»»
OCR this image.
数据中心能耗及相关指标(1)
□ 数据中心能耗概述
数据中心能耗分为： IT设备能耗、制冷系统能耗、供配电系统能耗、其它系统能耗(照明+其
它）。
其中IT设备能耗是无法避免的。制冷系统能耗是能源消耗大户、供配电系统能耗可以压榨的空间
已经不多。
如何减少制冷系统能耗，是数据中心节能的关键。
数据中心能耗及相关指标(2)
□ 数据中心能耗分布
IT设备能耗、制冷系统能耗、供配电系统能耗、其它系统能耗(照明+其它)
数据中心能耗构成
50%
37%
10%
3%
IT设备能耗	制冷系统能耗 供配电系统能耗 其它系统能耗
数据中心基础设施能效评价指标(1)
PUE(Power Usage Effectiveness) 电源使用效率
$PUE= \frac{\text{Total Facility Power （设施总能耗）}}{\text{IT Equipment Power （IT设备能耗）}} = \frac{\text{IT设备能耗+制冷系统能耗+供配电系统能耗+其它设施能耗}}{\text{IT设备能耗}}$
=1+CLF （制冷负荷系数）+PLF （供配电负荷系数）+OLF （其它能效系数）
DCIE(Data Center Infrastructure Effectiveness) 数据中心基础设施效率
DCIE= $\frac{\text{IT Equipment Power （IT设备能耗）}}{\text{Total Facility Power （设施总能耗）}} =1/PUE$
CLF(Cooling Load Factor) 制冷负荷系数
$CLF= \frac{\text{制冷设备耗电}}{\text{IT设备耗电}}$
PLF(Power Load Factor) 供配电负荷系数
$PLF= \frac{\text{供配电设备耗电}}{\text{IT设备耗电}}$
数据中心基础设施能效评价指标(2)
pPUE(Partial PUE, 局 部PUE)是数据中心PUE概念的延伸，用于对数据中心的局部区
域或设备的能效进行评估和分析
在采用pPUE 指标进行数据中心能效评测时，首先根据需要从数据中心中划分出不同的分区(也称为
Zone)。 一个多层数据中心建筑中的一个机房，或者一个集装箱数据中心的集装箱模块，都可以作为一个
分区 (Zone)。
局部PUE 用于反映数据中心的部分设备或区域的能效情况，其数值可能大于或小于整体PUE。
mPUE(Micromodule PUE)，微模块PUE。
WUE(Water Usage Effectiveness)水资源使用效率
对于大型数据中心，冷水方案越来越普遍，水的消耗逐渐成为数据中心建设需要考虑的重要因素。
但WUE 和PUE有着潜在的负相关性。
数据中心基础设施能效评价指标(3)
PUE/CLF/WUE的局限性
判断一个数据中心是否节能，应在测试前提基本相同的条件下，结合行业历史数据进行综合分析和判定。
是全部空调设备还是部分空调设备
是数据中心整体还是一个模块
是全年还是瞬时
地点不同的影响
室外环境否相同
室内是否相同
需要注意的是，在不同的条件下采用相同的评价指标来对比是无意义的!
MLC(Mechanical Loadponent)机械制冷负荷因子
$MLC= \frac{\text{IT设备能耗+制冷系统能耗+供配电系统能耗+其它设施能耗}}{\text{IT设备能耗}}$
««
**WORK REQUIRED:**
Output the full listing without altering anything.

**CORRECT RESPONSE:**
OCR this image.
数据中心能耗及相关指标(1)
□ 数据中心能耗概述
数据中心能耗分为： IT设备能耗、制冷系统能耗、供配电系统能耗、其它系统能耗(照明+其
它）。
其中IT设备能耗是无法避免的。制冷系统能耗是能源消耗大户、供配电系统能耗可以压榨的空间
已经不多。
如何减少制冷系统能耗，是数据中心节能的关键。
数据中心能耗及相关指标(2)
□ 数据中心能耗分布
IT设备能耗、制冷系统能耗、供配电系统能耗、其它系统能耗(照明+其它)
数据中心能耗构成
50%
37%
10%
3%
IT设备能耗	制冷系统能耗 供配电系统能耗 其它系统能耗
数据中心基础设施能效评价指标(1)
PUE(Power Usage Effectiveness) 电源使用效率
$PUE= \frac{\text{Total Facility Power （设施总能耗）}}{\text{IT Equipment Power （IT设备能耗）}} = \frac{\text{IT设备能耗+制冷系统能耗+供配电系统能耗+其它设施能耗}}{\text{IT设备能耗}}$
=1+CLF （制冷负荷系数）+PLF （供配电负荷系数）+OLF （其它能效系数）
DCIE(Data Center Infrastructure Effectiveness) 数据中心基础设施效率
DCIE= $\frac{\text{IT Equipment Power （IT设备能耗）}}{\text{Total Facility Power （设施总能耗）}} =1/PUE$
CLF(Cooling Load Factor) 制冷负荷系数
$CLF= \frac{\text{制冷设备耗电}}{\text{IT设备耗电}}$
PLF(Power Load Factor) 供配电负荷系数
$PLF= \frac{\text{供配电设备耗电}}{\text{IT设备耗电}}$
数据中心基础设施能效评价指标(2)
pPUE(Partial PUE, 局 部PUE)是数据中心PUE概念的延伸，用于对数据中心的局部区
域或设备的能效进行评估和分析
在采用pPUE 指标进行数据中心能效评测时，首先根据需要从数据中心中划分出不同的分区(也称为
Zone)。 一个多层数据中心建筑中的一个机房，或者一个集装箱数据中心的集装箱模块，都可以作为一个
分区 (Zone)。
局部PUE 用于反映数据中心的部分设备或区域的能效情况，其数值可能大于或小于整体PUE。
mPUE(Micromodule PUE)，微模块PUE。
WUE(Water Usage Effectiveness)水资源使用效率
对于大型数据中心，冷水方案越来越普遍，水的消耗逐渐成为数据中心建设需要考虑的重要因素。
但WUE 和PUE有着潜在的负相关性。
数据中心基础设施能效评价指标(3)
PUE/CLF/WUE的局限性
判断一个数据中心是否节能，应在测试前提基本相同的条件下，结合行业历史数据进行综合分析和判定。
是全部空调设备还是部分空调设备
是数据中心整体还是一个模块
是全年还是瞬时
地点不同的影响
室外环境否相同
室内是否相同
需要注意的是，在不同的条件下采用相同的评价指标来对比是无意义的!
MLC(Mechanical Loadponent)机械制冷负荷因子
$MLC= \frac{\text{IT设备能耗+制冷系统能耗+供配电系统能耗+其它设施能耗}}{\text{IT设备能耗}}$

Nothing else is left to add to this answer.